◆ **What is needed**:
Return the whole listing exactly as it stands.

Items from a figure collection
* * * * *

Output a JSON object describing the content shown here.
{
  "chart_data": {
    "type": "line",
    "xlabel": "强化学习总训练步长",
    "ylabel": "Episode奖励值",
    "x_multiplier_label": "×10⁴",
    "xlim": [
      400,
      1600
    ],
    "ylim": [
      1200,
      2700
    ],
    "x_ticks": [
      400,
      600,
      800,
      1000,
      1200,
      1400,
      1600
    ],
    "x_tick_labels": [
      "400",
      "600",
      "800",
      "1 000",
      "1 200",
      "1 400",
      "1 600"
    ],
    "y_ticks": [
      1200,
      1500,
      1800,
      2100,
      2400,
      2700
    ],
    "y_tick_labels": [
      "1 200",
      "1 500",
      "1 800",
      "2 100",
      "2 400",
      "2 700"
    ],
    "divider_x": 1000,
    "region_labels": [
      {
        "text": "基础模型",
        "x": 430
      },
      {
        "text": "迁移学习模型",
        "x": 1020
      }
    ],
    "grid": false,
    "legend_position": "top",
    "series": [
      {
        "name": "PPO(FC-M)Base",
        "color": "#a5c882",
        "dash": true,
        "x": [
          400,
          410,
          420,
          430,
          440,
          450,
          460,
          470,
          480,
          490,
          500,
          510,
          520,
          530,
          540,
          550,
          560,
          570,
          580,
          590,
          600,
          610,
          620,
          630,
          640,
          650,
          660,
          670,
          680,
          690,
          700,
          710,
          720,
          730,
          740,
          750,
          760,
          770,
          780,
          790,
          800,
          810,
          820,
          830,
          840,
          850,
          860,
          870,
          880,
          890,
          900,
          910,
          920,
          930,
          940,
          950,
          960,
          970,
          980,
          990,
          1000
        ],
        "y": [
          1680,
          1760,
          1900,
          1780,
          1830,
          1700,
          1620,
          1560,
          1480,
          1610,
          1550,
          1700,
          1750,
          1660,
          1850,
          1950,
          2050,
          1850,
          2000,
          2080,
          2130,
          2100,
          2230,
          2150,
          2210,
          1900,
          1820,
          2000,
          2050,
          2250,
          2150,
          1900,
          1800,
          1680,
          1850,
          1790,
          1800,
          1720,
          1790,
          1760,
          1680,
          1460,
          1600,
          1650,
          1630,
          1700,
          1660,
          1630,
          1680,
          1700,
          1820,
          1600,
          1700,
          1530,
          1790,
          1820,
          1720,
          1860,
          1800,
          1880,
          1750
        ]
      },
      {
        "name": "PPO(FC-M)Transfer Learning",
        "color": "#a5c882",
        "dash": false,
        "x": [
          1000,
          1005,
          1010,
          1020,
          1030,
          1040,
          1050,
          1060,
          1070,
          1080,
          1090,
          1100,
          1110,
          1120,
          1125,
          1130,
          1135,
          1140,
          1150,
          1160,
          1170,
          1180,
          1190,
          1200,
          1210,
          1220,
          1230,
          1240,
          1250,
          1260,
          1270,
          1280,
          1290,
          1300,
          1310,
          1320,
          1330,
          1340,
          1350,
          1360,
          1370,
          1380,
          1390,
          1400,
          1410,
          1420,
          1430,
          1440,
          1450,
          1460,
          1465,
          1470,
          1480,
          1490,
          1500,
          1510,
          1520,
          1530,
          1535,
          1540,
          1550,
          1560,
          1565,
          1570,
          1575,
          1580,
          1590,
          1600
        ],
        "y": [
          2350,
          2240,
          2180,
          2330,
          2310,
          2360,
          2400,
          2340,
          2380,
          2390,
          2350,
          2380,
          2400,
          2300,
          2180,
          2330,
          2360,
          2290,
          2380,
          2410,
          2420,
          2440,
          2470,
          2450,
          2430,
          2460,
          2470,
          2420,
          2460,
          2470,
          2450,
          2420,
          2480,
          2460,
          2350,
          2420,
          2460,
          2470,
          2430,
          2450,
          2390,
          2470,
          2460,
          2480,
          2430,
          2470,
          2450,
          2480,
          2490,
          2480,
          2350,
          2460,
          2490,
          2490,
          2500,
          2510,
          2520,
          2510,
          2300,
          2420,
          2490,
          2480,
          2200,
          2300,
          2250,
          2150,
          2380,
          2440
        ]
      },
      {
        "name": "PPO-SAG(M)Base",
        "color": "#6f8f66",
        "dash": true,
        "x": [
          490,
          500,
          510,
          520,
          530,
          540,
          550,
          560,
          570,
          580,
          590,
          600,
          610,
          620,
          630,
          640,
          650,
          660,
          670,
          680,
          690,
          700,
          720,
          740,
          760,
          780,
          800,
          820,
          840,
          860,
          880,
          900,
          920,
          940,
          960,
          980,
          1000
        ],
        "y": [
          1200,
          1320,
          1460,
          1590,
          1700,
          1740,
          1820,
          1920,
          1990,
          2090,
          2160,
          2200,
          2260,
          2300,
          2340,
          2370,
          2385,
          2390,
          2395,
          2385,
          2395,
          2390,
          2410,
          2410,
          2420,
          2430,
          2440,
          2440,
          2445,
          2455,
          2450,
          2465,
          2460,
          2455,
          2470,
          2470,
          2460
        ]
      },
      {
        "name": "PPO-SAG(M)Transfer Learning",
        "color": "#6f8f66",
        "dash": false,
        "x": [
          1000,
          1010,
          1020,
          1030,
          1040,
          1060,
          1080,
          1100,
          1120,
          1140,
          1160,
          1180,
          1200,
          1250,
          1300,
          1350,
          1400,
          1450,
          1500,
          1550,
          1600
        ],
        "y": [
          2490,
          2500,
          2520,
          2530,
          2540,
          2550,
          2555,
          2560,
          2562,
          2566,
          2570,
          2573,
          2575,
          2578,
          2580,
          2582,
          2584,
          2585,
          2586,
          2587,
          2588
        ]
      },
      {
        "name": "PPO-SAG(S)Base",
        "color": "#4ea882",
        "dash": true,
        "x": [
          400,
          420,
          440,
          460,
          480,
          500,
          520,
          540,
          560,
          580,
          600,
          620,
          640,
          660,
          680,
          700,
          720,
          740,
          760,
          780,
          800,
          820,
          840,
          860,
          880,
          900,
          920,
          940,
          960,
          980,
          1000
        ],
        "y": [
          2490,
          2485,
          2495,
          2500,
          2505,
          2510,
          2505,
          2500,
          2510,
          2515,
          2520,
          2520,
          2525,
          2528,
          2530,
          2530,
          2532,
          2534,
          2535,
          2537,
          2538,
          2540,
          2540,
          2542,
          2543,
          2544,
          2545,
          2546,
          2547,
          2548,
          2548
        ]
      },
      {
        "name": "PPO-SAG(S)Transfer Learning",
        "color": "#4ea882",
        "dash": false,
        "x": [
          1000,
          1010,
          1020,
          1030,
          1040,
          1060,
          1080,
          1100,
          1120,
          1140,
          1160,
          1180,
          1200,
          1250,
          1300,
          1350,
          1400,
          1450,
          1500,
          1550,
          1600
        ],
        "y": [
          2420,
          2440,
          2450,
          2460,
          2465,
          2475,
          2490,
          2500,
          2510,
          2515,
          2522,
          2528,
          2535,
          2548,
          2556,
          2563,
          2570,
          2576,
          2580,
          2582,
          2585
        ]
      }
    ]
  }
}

* * * * *

◆ **Answer to the problem**:
Output a JSON object describing the content shown here.
{
  "chart_data": {
    "type": "line",
    "xlabel": "强化学习总训练步长",
    "ylabel": "Episode奖励值",
    "x_multiplier_label": "×10⁴",
    "xlim": [
      400,
      1600
    ],
    "ylim": [
      1200,
      2700
    ],
    "x_ticks": [
      400,
      600,
      800,
      1000,
      1200,
      1400,
      1600
    ],
    "x_tick_labels": [
      "400",
      "600",
      "800",
      "1 000",
      "1 200",
      "1 400",
      "1 600"
    ],
    "y_ticks": [
      1200,
      1500,
      1800,
      2100,
      2400,
      2700
    ],
    "y_tick_labels": [
      "1 200",
      "1 500",
      "1 800",
      "2 100",
      "2 400",
      "2 700"
    ],
    "divider_x": 1000,
    "region_labels": [
      {
        "text": "基础模型",
        "x": 430
      },
      {
        "text": "迁移学习模型",
        "x": 1020
      }
    ],
    "grid": false,
    "legend_position": "top",
    "series": [
      {
        "name": "PPO(FC-M)Base",
        "color": "#a5c882",
        "dash": true,
        "x": [
          400,
          410,
          420,
          430,
          440,
          450,
          460,
          470,
          480,
          490,
          500,
          510,
          520,
          530,
          540,
          550,
          560,
          570,
          580,
          590,
          600,
          610,
          620,
          630,
          640,
          650,
          660,
          670,
          680,
          690,
          700,
          710,
          720,
          730,
          740,
          750,
          760,
          770,
          780,
          790,
          800,
          810,
          820,
          830,
          840,
          850,
          860,
          870,
          880,
          890,
          900,
          910,
          920,
          930,
          940,
          950,
          960,
          970,
          980,
          990,
          1000
        ],
        "y": [
          1680,
          1760,
          1900,
          1780,
          1830,
          1700,
          1620,
          1560,
          1480,
          1610,
          1550,
          1700,
          1750,
          1660,
          1850,
          1950,
          2050,
          1850,
          2000,
          2080,
          2130,
          2100,
          2230,
          2150,
          2210,
          1900,
          1820,
          2000,
          2050,
          2250,
          2150,
          1900,
          1800,
          1680,
          1850,
          1790,
          1800,
          1720,
          1790,
          1760,
          1680,
          1460,
          1600,
          1650,
          1630,
          1700,
          1660,
          1630,
          1680,
          1700,
          1820,
          1600,
          1700,
          1530,
          1790,
          1820,
          1720,
          1860,
          1800,
          1880,
          1750
        ]
      },
      {
        "name": "PPO(FC-M)Transfer Learning",
        "color": "#a5c882",
        "dash": false,
        "x": [
          1000,
          1005,
          1010,
          1020,
          1030,
          1040,
          1050,
          1060,
          1070,
          1080,
          1090,
          1100,
          1110,
          1120,
          1125,
          1130,
          1135,
          1140,
          1150,
          1160,
          1170,
          1180,
          1190,
          1200,
          1210,
          1220,
          1230,
          1240,
          1250,
          1260,
          1270,
          1280,
          1290,
          1300,
          1310,
          1320,
          1330,
          1340,
          1350,
          1360,
          1370,
          1380,
          1390,
          1400,
          1410,
          1420,
          1430,
          1440,
          1450,
          1460,
          1465,
          1470,
          1480,
          1490,
          1500,
          1510,
          1520,
          1530,
          1535,
          1540,
          1550,
          1560,
          1565,
          1570,
          1575,
          1580,
          1590,
          1600
        ],
        "y": [
          2350,
          2240,
          2180,
          2330,
          2310,
          2360,
          2400,
          2340,
          2380,
          2390,
          2350,
          2380,
          2400,
          2300,
          2180,
          2330,
          2360,
          2290,
          2380,
          2410,
          2420,
          2440,
          2470,
          2450,
          2430,
          2460,
          2470,
          2420,
          2460,
          2470,
          2450,
          2420,
          2480,
          2460,
          2350,
          2420,
          2460,
          2470,
          2430,
          2450,
          2390,
          2470,
          2460,
          2480,
          2430,
          2470,
          2450,
          2480,
          2490,
          2480,
          2350,
          2460,
          2490,
          2490,
          2500,
          2510,
          2520,
          2510,
          2300,
          2420,
          2490,
          2480,
          2200,
          2300,
          2250,
          2150,
          2380,
          2440
        ]
      },
      {
        "name": "PPO-SAG(M)Base",
        "color": "#6f8f66",
        "dash": true,
        "x": [
          490,
          500,
          510,
          520,
          530,
          540,
          550,
          560,
          570,
          580,
          590,
          600,
          610,
          620,
          630,
          640,
          650,
          660,
          670,
          680,
          690,
          700,
          720,
          740,
          760,
          780,
          800,
          820,
          840,
          860,
          880,
          900,
          920,
          940,
          960,
          980,
          1000
        ],
        "y": [
          1200,
          1320,
          1460,
          1590,
          1700,
          1740,
          1820,
          1920,
          1990,
          2090,
          2160,
          2200,
          2260,
          2300,
          2340,
          2370,
          2385,
          2390,
          2395,
          2385,
          2395,
          2390,
          2410,
          2410,
          2420,
          2430,
          2440,
          2440,
          2445,
          2455,
          2450,
          2465,
          2460,
          2455,
          2470,
          2470,
          2460
        ]
      },
      {
        "name": "PPO-SAG(M)Transfer Learning",
        "color": "#6f8f66",
        "dash": false,
        "x": [
          1000,
          1010,
          1020,
          1030,
          1040,
          1060,
          1080,
          1100,
          1120,
          1140,
          1160,
          1180,
          1200,
          1250,
          1300,
          1350,
          1400,
          1450,
          1500,
          1550,
          1600
        ],
        "y": [
          2490,
          2500,
          2520,
          2530,
          2540,
          2550,
          2555,
          2560,
          2562,
          2566,
          2570,
          2573,
          2575,
          2578,
          2580,
          2582,
          2584,
          2585,
          2586,
          2587,
          2588
        ]
      },
      {
        "name": "PPO-SAG(S)Base",
        "color": "#4ea882",
        "dash": true,
        "x": [
          400,
          420,
          440,
          460,
          480,
          500,
          520,
          540,
          560,
          580,
          600,
          620,
          640,
          660,
          680,
          700,
          720,
          740,
          760,
          780,
          800,
          820,
          840,
          860,
          880,
          900,
          920,
          940,
          960,
          980,
          1000
        ],
        "y": [
          2490,
          2485,
          2495,
          2500,
          2505,
          2510,
          2505,
          2500,
          2510,
          2515,
          2520,
          2520,
          2525,
          2528,
          2530,
          2530,
          2532,
          2534,
          2535,
          2537,
          2538,
          2540,
          2540,
          2542,
          2543,
          2544,
          2545,
          2546,
          2547,
          2548,
          2548
        ]
      },
      {
        "name": "PPO-SAG(S)Transfer Learning",
        "color": "#4ea882",
        "dash": false,
        "x": [
          1000,
          1010,
          1020,
          1030,
          1040,
          1060,
          1080,
          1100,
          1120,
          1140,
          1160,
          1180,
          1200,
          1250,
          1300,
          1350,
          1400,
          1450,
          1500,
          1550,
          1600
        ],
        "y": [
          2420,
          2440,
          2450,
          2460,
          2465,
          2475,
          2490,
          2500,
          2510,
          2515,
          2522,
          2528,
          2535,
          2548,
          2556,
          2563,
          2570,
          2576,
          2580,
          2582,
          2585
        ]
      }
    ]
  }
}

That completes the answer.